[Figure data in JSON]
================================

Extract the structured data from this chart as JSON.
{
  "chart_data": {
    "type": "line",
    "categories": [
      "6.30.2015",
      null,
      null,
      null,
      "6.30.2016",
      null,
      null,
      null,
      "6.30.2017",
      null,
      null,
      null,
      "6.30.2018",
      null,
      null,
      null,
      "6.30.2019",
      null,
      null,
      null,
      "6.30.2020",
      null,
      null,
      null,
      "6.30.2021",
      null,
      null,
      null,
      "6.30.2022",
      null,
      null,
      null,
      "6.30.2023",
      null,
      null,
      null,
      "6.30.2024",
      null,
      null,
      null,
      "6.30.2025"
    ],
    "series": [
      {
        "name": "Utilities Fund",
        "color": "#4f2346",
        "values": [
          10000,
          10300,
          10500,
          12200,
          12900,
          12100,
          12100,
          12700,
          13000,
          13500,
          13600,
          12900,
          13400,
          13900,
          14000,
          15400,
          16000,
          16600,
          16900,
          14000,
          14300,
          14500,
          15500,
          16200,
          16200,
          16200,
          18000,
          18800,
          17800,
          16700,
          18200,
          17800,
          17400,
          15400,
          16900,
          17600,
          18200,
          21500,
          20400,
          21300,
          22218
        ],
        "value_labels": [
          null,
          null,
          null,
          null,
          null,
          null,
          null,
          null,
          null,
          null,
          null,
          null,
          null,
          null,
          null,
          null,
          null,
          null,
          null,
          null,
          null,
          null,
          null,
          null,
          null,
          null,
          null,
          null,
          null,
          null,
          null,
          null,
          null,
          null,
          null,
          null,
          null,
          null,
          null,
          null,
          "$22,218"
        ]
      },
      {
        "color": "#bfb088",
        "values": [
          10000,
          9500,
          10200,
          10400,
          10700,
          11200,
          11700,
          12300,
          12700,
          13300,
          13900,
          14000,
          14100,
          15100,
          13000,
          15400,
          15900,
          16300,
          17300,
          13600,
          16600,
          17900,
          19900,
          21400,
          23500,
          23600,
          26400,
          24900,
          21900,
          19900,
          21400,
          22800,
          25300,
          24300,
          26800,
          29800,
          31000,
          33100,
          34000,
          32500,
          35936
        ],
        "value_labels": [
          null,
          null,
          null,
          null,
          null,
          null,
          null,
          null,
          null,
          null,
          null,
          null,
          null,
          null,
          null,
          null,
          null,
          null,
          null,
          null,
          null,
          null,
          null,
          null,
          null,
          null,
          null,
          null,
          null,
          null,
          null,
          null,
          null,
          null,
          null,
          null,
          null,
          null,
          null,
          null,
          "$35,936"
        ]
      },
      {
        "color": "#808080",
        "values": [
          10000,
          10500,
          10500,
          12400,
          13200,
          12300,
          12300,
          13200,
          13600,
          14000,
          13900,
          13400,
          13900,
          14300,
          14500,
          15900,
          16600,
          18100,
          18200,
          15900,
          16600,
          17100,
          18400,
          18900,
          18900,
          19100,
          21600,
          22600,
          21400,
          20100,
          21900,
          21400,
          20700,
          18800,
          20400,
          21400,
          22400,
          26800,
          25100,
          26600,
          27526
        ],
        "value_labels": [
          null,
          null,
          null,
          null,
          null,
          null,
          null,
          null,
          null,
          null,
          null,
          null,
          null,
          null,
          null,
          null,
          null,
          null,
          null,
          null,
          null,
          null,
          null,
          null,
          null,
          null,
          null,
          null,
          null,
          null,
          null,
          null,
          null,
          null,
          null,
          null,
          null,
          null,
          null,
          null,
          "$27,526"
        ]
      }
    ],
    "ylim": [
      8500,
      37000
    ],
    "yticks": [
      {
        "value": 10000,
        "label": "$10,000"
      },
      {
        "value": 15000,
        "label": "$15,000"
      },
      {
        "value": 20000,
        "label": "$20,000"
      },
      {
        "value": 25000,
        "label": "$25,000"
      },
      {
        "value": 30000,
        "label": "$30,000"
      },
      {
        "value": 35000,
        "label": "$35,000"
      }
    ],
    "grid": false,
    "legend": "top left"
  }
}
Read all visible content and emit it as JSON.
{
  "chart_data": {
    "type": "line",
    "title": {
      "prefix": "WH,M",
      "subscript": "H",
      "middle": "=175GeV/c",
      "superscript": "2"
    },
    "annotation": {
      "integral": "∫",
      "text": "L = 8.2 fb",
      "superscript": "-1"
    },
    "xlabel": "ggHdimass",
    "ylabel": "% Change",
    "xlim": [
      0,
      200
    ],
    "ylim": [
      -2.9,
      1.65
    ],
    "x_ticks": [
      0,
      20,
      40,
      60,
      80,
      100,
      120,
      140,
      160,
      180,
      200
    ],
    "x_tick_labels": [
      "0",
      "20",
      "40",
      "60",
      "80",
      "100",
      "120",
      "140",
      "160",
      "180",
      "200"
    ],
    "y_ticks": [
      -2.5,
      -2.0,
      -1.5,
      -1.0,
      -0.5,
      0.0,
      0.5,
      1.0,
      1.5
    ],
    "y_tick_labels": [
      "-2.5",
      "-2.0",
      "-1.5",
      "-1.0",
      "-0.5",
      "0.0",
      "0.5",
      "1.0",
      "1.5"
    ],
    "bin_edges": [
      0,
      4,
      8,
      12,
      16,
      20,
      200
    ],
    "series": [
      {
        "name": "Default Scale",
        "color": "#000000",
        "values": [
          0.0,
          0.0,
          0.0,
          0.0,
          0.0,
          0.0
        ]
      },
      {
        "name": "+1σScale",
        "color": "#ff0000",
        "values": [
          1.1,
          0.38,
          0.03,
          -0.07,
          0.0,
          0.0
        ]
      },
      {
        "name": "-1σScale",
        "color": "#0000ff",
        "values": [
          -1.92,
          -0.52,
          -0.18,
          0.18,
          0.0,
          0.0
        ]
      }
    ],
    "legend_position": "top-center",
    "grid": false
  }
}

================================

◆ Challenge: Return every line of the material exactly.

◆ Exercise solution:
Extract the structured data from this chart as JSON.
{
  "chart_data": {
    "type": "line",
    "categories": [
      "6.30.2015",
      null,
      null,
      null,
      "6.30.2016",
      null,
      null,
      null,
      "6.30.2017",
      null,
      null,
      null,
      "6.30.2018",
      null,
      null,
      null,
      "6.30.2019",
      null,
      null,
      null,
      "6.30.2020",
      null,
      null,
      null,
      "6.30.2021",
      null,
      null,
      null,
      "6.30.2022",
      null,
      null,
      null,
      "6.30.2023",
      null,
      null,
      null,
      "6.30.2024",
      null,
      null,
      null,
      "6.30.2025"
    ],
    "series": [
      {
        "name": "Utilities Fund",
        "color": "#4f2346",
        "values": [
          10000,
          10300,
          10500,
          12200,
          12900,
          12100,
          12100,
          12700,
          13000,
          13500,
          13600,
          12900,
          13400,
          13900,
          14000,
          15400,
          16000,
          16600,
          16900,
          14000,
          14300,
          14500,
          15500,
          16200,
          16200,
          16200,
          18000,
          18800,
          17800,
          16700,
          18200,
          17800,
          17400,
          15400,
          16900,
          17600,
          18200,
          21500,
          20400,
          21300,
          22218
        ],
        "value_labels": [
          null,
          null,
          null,
          null,
          null,
          null,
          null,
          null,
          null,
          null,
          null,
          null,
          null,
          null,
          null,
          null,
          null,
          null,
          null,
          null,
          null,
          null,
          null,
          null,
          null,
          null,
          null,
          null,
          null,
          null,
          null,
          null,
          null,
          null,
          null,
          null,
          null,
          null,
          null,
          null,
          "$22,218"
        ]
      },
      {
        "color": "#bfb088",
        "values": [
          10000,
          9500,
          10200,
          10400,
          10700,
          11200,
          11700,
          12300,
          12700,
          13300,
          13900,
          14000,
          14100,
          15100,
          13000,
          15400,
          15900,
          16300,
          17300,
          13600,
          16600,
          17900,
          19900,
          21400,
          23500,
          23600,
          26400,
          24900,
          21900,
          19900,
          21400,
          22800,
          25300,
          24300,
          26800,
          29800,
          31000,
          33100,
          34000,
          32500,
          35936
        ],
        "value_labels": [
          null,
          null,
          null,
          null,
          null,
          null,
          null,
          null,
          null,
          null,
          null,
          null,
          null,
          null,
          null,
          null,
          null,
          null,
          null,
          null,
          null,
          null,
          null,
          null,
          null,
          null,
          null,
          null,
          null,
          null,
          null,
          null,
          null,
          null,
          null,
          null,
          null,
          null,
          null,
          null,
          "$35,936"
        ]
      },
      {
        "color": "#808080",
        "values": [
          10000,
          10500,
          10500,
          12400,
          13200,
          12300,
          12300,
          13200,
          13600,
          14000,
          13900,
          13400,
          13900,
          14300,
          14500,
          15900,
          16600,
          18100,
          18200,
          15900,
          16600,
          17100,
          18400,
          18900,
          18900,
          19100,
          21600,
          22600,
          21400,
          20100,
          21900,
          21400,
          20700,
          18800,
          20400,
          21400,
          22400,
          26800,
          25100,
          26600,
          27526
        ],
        "value_labels": [
          null,
          null,
          null,
          null,
          null,
          null,
          null,
          null,
          null,
          null,
          null,
          null,
          null,
          null,
          null,
          null,
          null,
          null,
          null,
          null,
          null,
          null,
          null,
          null,
          null,
          null,
          null,
          null,
          null,
          null,
          null,
          null,
          null,
          null,
          null,
          null,
          null,
          null,
          null,
          null,
          "$27,526"
        ]
      }
    ],
    "ylim": [
      8500,
      37000
    ],
    "yticks": [
      {
        "value": 10000,
        "label": "$10,000"
      },
      {
        "value": 15000,
        "label": "$15,000"
      },
      {
        "value": 20000,
        "label": "$20,000"
      },
      {
        "value": 25000,
        "label": "$25,000"
      },
      {
        "value": 30000,
        "label": "$30,000"
      },
      {
        "value": 35000,
        "label": "$35,000"
      }
    ],
    "grid": false,
    "legend": "top left"
  }
}
Read all visible content and emit it as JSON.
{
  "chart_data": {
    "type": "line",
    "title": {
      "prefix": "WH,M",
      "subscript": "H",
      "middle": "=175GeV/c",
      "superscript": "2"
    },
    "annotation": {
      "integral": "∫",
      "text": "L = 8.2 fb",
      "superscript": "-1"
    },
    "xlabel": "ggHdimass",
    "ylabel": "% Change",
    "xlim": [
      0,
      200
    ],
    "ylim": [
      -2.9,
      1.65
    ],
    "x_ticks": [
      0,
      20,
      40,
      60,
      80,
      100,
      120,
      140,
      160,
      180,
      200
    ],
    "x_tick_labels": [
      "0",
      "20",
      "40",
      "60",
      "80",
      "100",
      "120",
      "140",
      "160",
      "180",
      "200"
    ],
    "y_ticks": [
      -2.5,
      -2.0,
      -1.5,
      -1.0,
      -0.5,
      0.0,
      0.5,
      1.0,
      1.5
    ],
    "y_tick_labels": [
      "-2.5",
      "-2.0",
      "-1.5",
      "-1.0",
      "-0.5",
      "0.0",
      "0.5",
      "1.0",
      "1.5"
    ],
    "bin_edges": [
      0,
      4,
      8,
      12,
      16,
      20,
      200
    ],
    "series": [
      {
        "name": "Default Scale",
        "color": "#000000",
        "values": [
          0.0,
          0.0,
          0.0,
          0.0,
          0.0,
          0.0
        ]
      },
      {
        "name": "+1σScale",
        "color": "#ff0000",
        "values": [
          1.1,
          0.38,
          0.03,
          -0.07,
          0.0,
          0.0
        ]
      },
      {
        "name": "-1σScale",
        "color": "#0000ff",
        "values": [
          -1.92,
          -0.52,
          -0.18,
          0.18,
          0.0,
          0.0
        ]
      }
    ],
    "legend_position": "top-center",
    "grid": false
  }
}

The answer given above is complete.